## Task directions:
Below are entries. Pull out all lines containing "title".

►

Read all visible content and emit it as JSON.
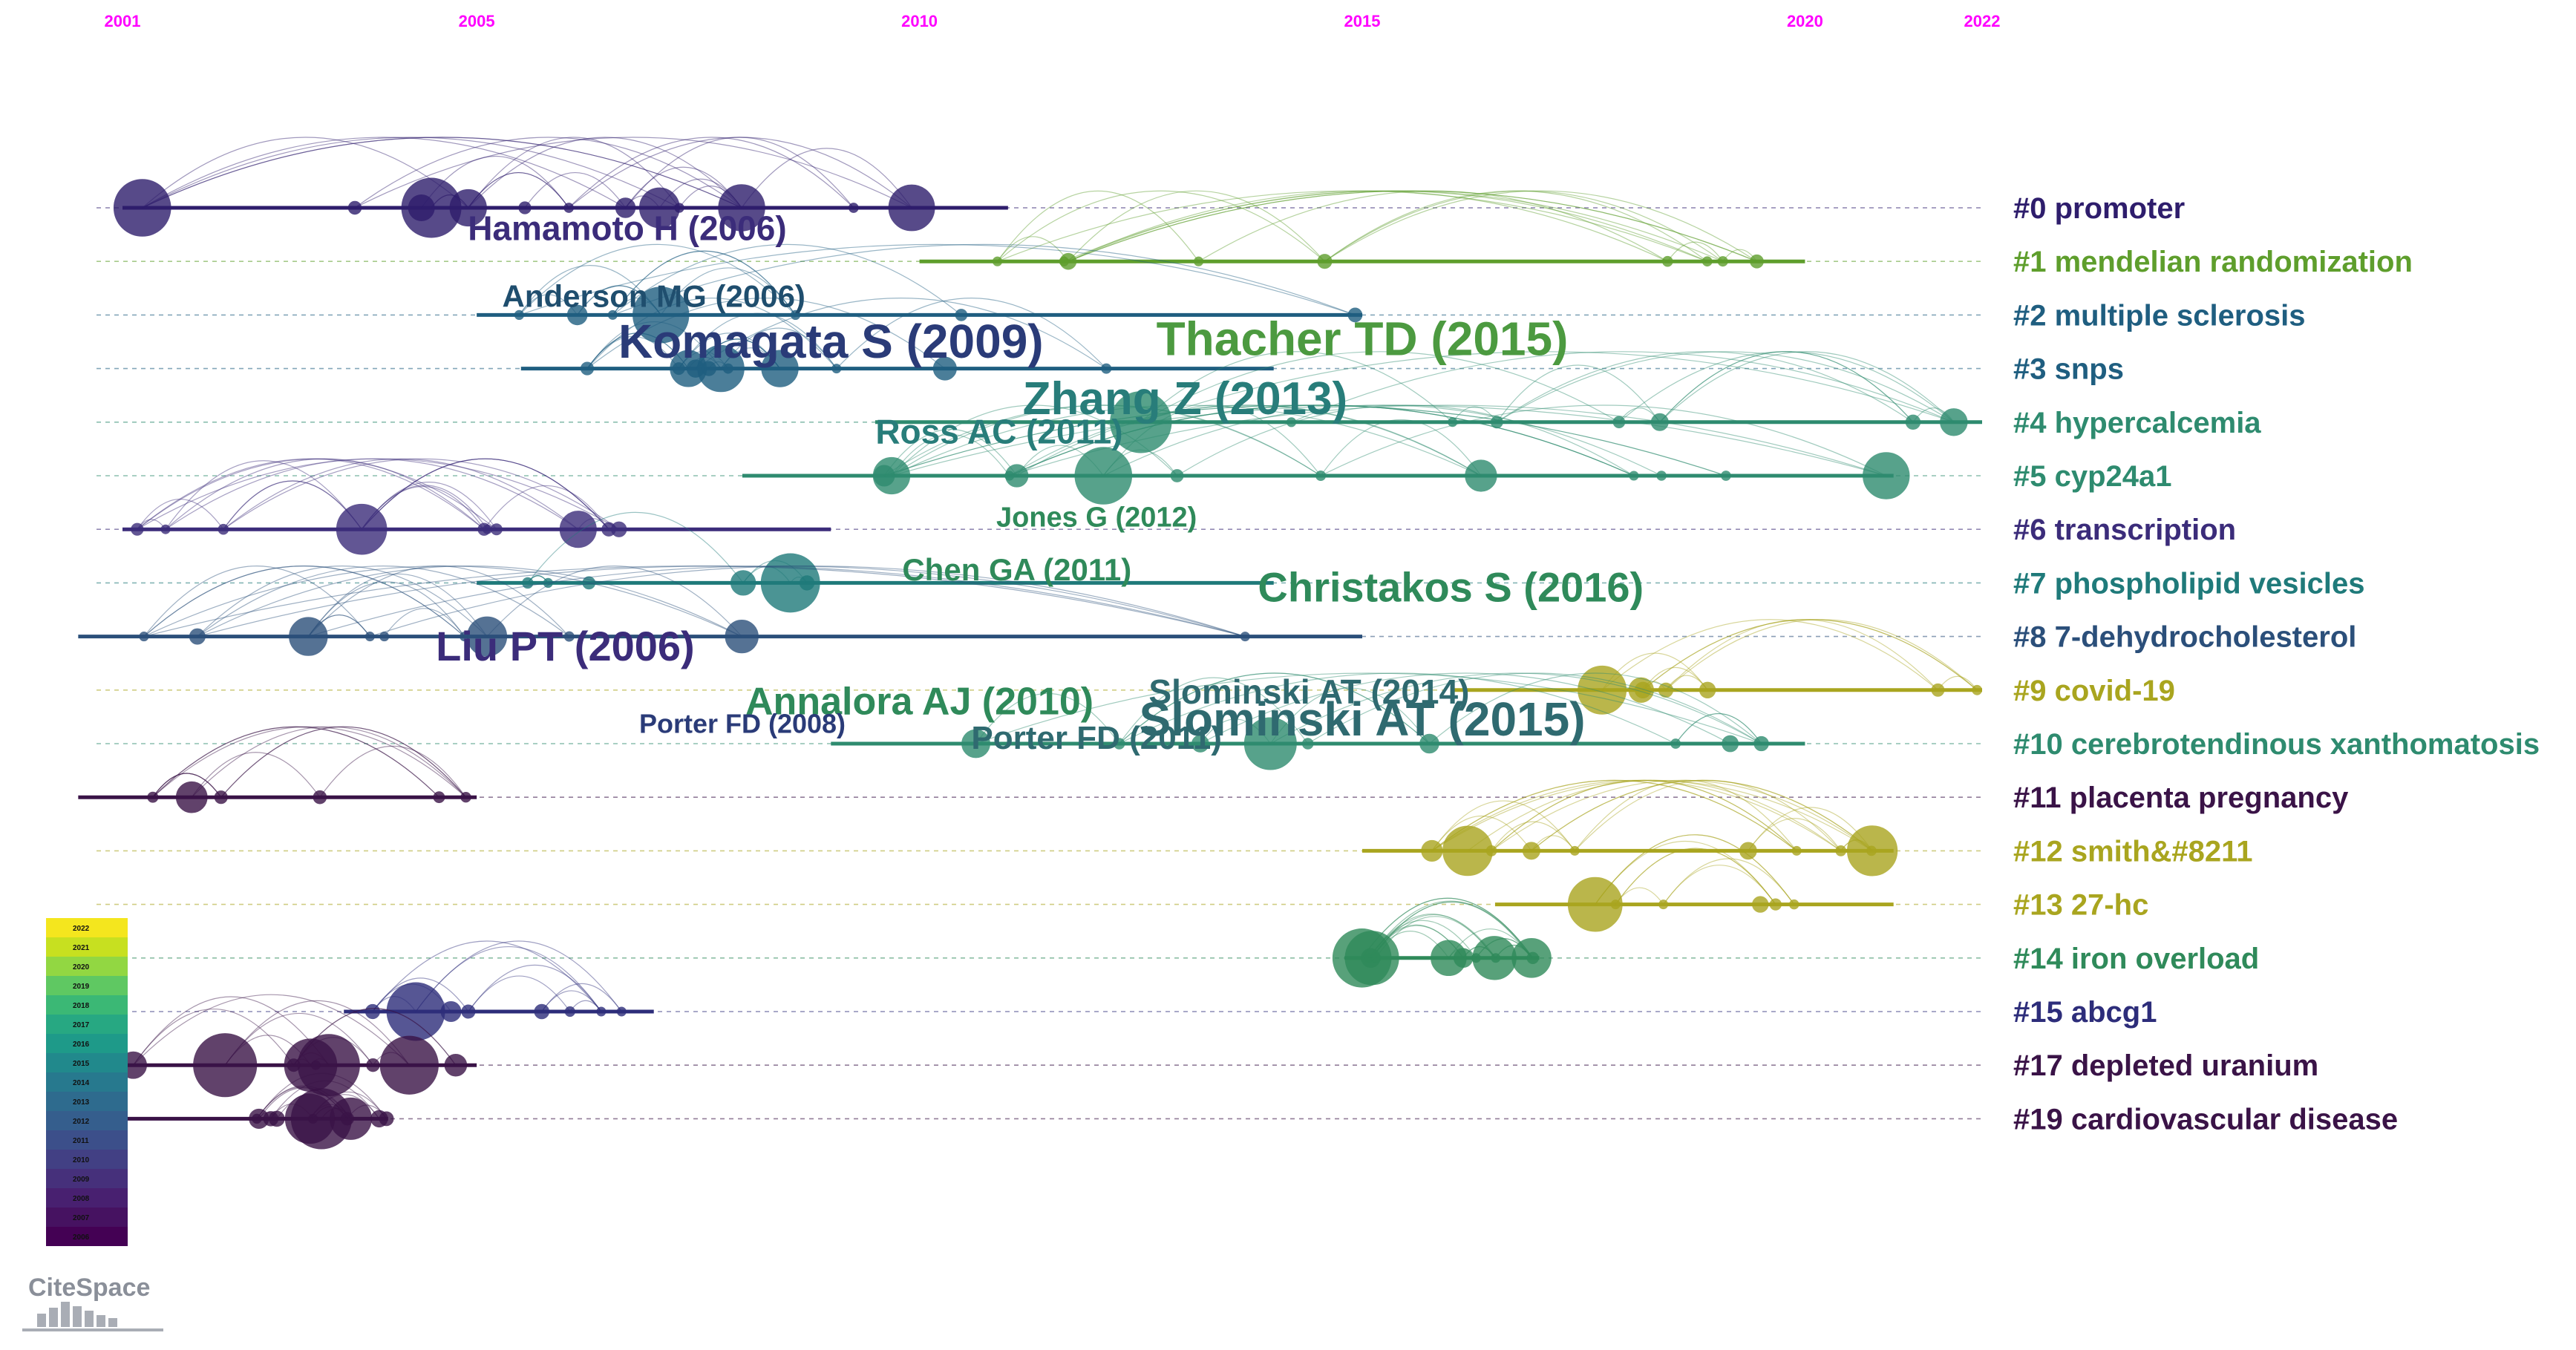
{
  "timeline": {
    "start_year": 2001,
    "end_year": 2022,
    "year_ticks": [
      "2001",
      "2005",
      "2010",
      "2015",
      "2020",
      "2022"
    ],
    "tick_color": "#ff00ff"
  },
  "clusters": [
    {
      "id": "c0",
      "label": "#0 promoter",
      "color": "#2e1d6c",
      "start": 2001.0,
      "end": 2011.0
    },
    {
      "id": "c1",
      "label": "#1 mendelian randomization",
      "color": "#5e9e2c",
      "start": 2010.0,
      "end": 2020.0
    },
    {
      "id": "c2",
      "label": "#2 multiple sclerosis",
      "color": "#1f5e80",
      "start": 2005.0,
      "end": 2015.0
    },
    {
      "id": "c3",
      "label": "#3 snps",
      "color": "#1f5e80",
      "start": 2005.5,
      "end": 2014.0
    },
    {
      "id": "c4",
      "label": "#4 hypercalcemia",
      "color": "#2e8b6f",
      "start": 2009.5,
      "end": 2022.0
    },
    {
      "id": "c5",
      "label": "#5 cyp24a1",
      "color": "#2e8b6f",
      "start": 2008.0,
      "end": 2021.0
    },
    {
      "id": "c6",
      "label": "#6 transcription",
      "color": "#3b2c7a",
      "start": 2001.0,
      "end": 2009.0
    },
    {
      "id": "c7",
      "label": "#7 phospholipid vesicles",
      "color": "#1f7a7a",
      "start": 2005.0,
      "end": 2014.0
    },
    {
      "id": "c8",
      "label": "#8 7-dehydrocholesterol",
      "color": "#2b4f7a",
      "start": 2000.5,
      "end": 2015.0
    },
    {
      "id": "c9",
      "label": "#9 covid-19",
      "color": "#a9a51f",
      "start": 2016.0,
      "end": 2022.0
    },
    {
      "id": "c10",
      "label": "#10 cerebrotendinous xanthomatosis",
      "color": "#2e8b6f",
      "start": 2009.0,
      "end": 2020.0
    },
    {
      "id": "c11",
      "label": "#11 placenta    pregnancy",
      "color": "#3a1347",
      "start": 2000.5,
      "end": 2005.0
    },
    {
      "id": "c12",
      "label": "#12 smith&#8211",
      "color": "#a9a51f",
      "start": 2015.0,
      "end": 2021.0
    },
    {
      "id": "c13",
      "label": "#13 27-hc",
      "color": "#a9a51f",
      "start": 2016.5,
      "end": 2021.0
    },
    {
      "id": "c14",
      "label": "#14 iron overload",
      "color": "#2f8a5a",
      "start": 2014.8,
      "end": 2017.0
    },
    {
      "id": "c15",
      "label": "#15 abcg1",
      "color": "#2d2d7a",
      "start": 2003.5,
      "end": 2007.0
    },
    {
      "id": "c17",
      "label": "#17 depleted uranium",
      "color": "#3a1347",
      "start": 2001.0,
      "end": 2005.0
    },
    {
      "id": "c19",
      "label": "#19 cardiovascular disease",
      "color": "#3a1347",
      "start": 2001.0,
      "end": 2004.0
    }
  ],
  "author_labels": [
    {
      "text": "Hamamoto H (2006)",
      "year": 2006.7,
      "row": 0.6,
      "size": 46,
      "color": "#3b2c7a"
    },
    {
      "text": "Anderson MG (2006)",
      "year": 2007.0,
      "row": 1.85,
      "size": 42,
      "color": "#1f4e6e"
    },
    {
      "text": "Komagata S (2009)",
      "year": 2009.0,
      "row": 2.8,
      "size": 64,
      "color": "#2a3b78"
    },
    {
      "text": "Thacher TD (2015)",
      "year": 2015.0,
      "row": 2.75,
      "size": 64,
      "color": "#4c9a40"
    },
    {
      "text": "Zhang Z (2013)",
      "year": 2013.0,
      "row": 3.85,
      "size": 62,
      "color": "#287d7a"
    },
    {
      "text": "Ross AC (2011)",
      "year": 2010.9,
      "row": 4.4,
      "size": 46,
      "color": "#287d7a"
    },
    {
      "text": "Jones G (2012)",
      "year": 2012.0,
      "row": 5.95,
      "size": 38,
      "color": "#2f8a5a"
    },
    {
      "text": "Chen GA (2011)",
      "year": 2011.1,
      "row": 6.95,
      "size": 42,
      "color": "#2f8a5a"
    },
    {
      "text": "Christakos S (2016)",
      "year": 2016.0,
      "row": 7.35,
      "size": 56,
      "color": "#2f8a5a"
    },
    {
      "text": "Liu PT (2006)",
      "year": 2006.0,
      "row": 8.45,
      "size": 56,
      "color": "#3b2c7a"
    },
    {
      "text": "Annalora AJ (2010)",
      "year": 2010.0,
      "row": 9.45,
      "size": 52,
      "color": "#2f8a5a"
    },
    {
      "text": "Slominski AT (2014)",
      "year": 2014.4,
      "row": 9.25,
      "size": 46,
      "color": "#2f6a70"
    },
    {
      "text": "Porter FD (2008)",
      "year": 2008.0,
      "row": 9.8,
      "size": 36,
      "color": "#2a3b78"
    },
    {
      "text": "Porter FD (2011)",
      "year": 2012.0,
      "row": 10.1,
      "size": 44,
      "color": "#2f6a70"
    },
    {
      "text": "Slominski AT (2015)",
      "year": 2015.0,
      "row": 9.85,
      "size": 64,
      "color": "#2f6a70"
    }
  ],
  "legend": {
    "years": [
      "2022",
      "2021",
      "2020",
      "2019",
      "2018",
      "2017",
      "2016",
      "2015",
      "2014",
      "2013",
      "2012",
      "2011",
      "2010",
      "2009",
      "2008",
      "2007",
      "2006"
    ],
    "colors": [
      "#f4e61e",
      "#c7e020",
      "#92d742",
      "#5fc862",
      "#3bb875",
      "#27a882",
      "#1e9a89",
      "#21898c",
      "#27798e",
      "#2e6b8e",
      "#355e8d",
      "#3c4f8a",
      "#424084",
      "#46307b",
      "#482070",
      "#461261",
      "#440154"
    ]
  },
  "logo": {
    "text": "CiteSpace"
  }
}
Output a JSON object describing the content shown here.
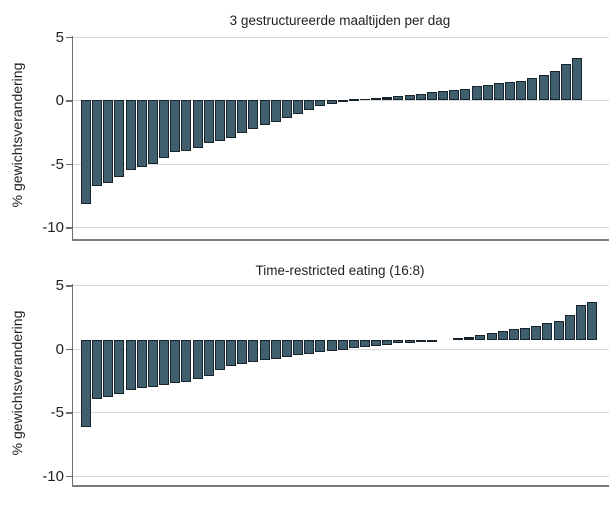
{
  "figure": {
    "description": "Two waterfall bar charts of individual percent weight change per participant",
    "y_axis": {
      "label": "% gewichtsverandering",
      "ticks": [
        5,
        0,
        -5,
        -10
      ],
      "tick_labels": [
        "5",
        "0",
        "-5",
        "-10"
      ]
    },
    "colors": {
      "bar_fill": "#3f5e6e",
      "bar_border": "#18242c",
      "gridline": "#d9d9d9",
      "spine": "#7a7a7a",
      "axis": "#6e6e6e",
      "text": "#1f1f1f",
      "background": "#ffffff"
    }
  },
  "chart_data": [
    {
      "type": "bar",
      "title": "3 gestructureerde maaltijden per dag",
      "ylabel": "% gewichtsverandering",
      "ylim": [
        -11.5,
        5.5
      ],
      "gridlines": [
        5,
        0,
        -5,
        -10
      ],
      "grid": true,
      "legend": "none",
      "baseline": 0,
      "gap_after_index": null,
      "values": [
        -8.2,
        -6.8,
        -6.5,
        -6.1,
        -5.5,
        -5.3,
        -5.0,
        -4.6,
        -4.1,
        -4.0,
        -3.8,
        -3.4,
        -3.2,
        -3.0,
        -2.6,
        -2.3,
        -2.0,
        -1.7,
        -1.4,
        -1.1,
        -0.8,
        -0.5,
        -0.3,
        -0.15,
        0.05,
        0.1,
        0.15,
        0.2,
        0.3,
        0.4,
        0.5,
        0.6,
        0.7,
        0.8,
        0.9,
        1.1,
        1.2,
        1.3,
        1.4,
        1.5,
        1.7,
        2.0,
        2.3,
        2.8,
        3.3
      ]
    },
    {
      "type": "bar",
      "title": "Time-restricted eating (16:8)",
      "ylabel": "% gewichtsverandering",
      "ylim": [
        -11.5,
        5.5
      ],
      "gridlines": [
        5,
        0,
        -5,
        -10
      ],
      "grid": true,
      "legend": "none",
      "baseline": 0.7,
      "gap_after_index": 31,
      "values": [
        -6.2,
        -4.0,
        -3.8,
        -3.6,
        -3.3,
        -3.1,
        -3.0,
        -2.9,
        -2.7,
        -2.6,
        -2.4,
        -2.2,
        -1.7,
        -1.4,
        -1.2,
        -1.1,
        -0.9,
        -0.8,
        -0.7,
        -0.5,
        -0.4,
        -0.3,
        -0.2,
        -0.1,
        0.0,
        0.1,
        0.2,
        0.3,
        0.4,
        0.45,
        0.5,
        0.55,
        0.8,
        0.9,
        1.1,
        1.25,
        1.4,
        1.5,
        1.6,
        1.8,
        2.0,
        2.2,
        2.6,
        3.45,
        3.65
      ]
    }
  ]
}
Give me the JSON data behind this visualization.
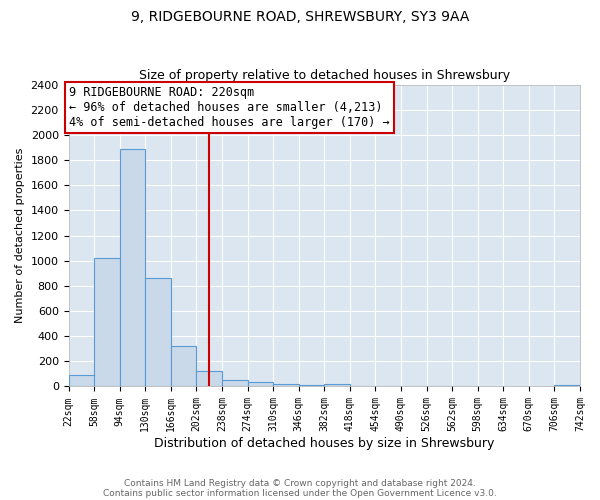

◄

## Final result:
      "title": "3 gestructureerde maaltijden per dag",
      "title": "Time-restricted eating (16:8)",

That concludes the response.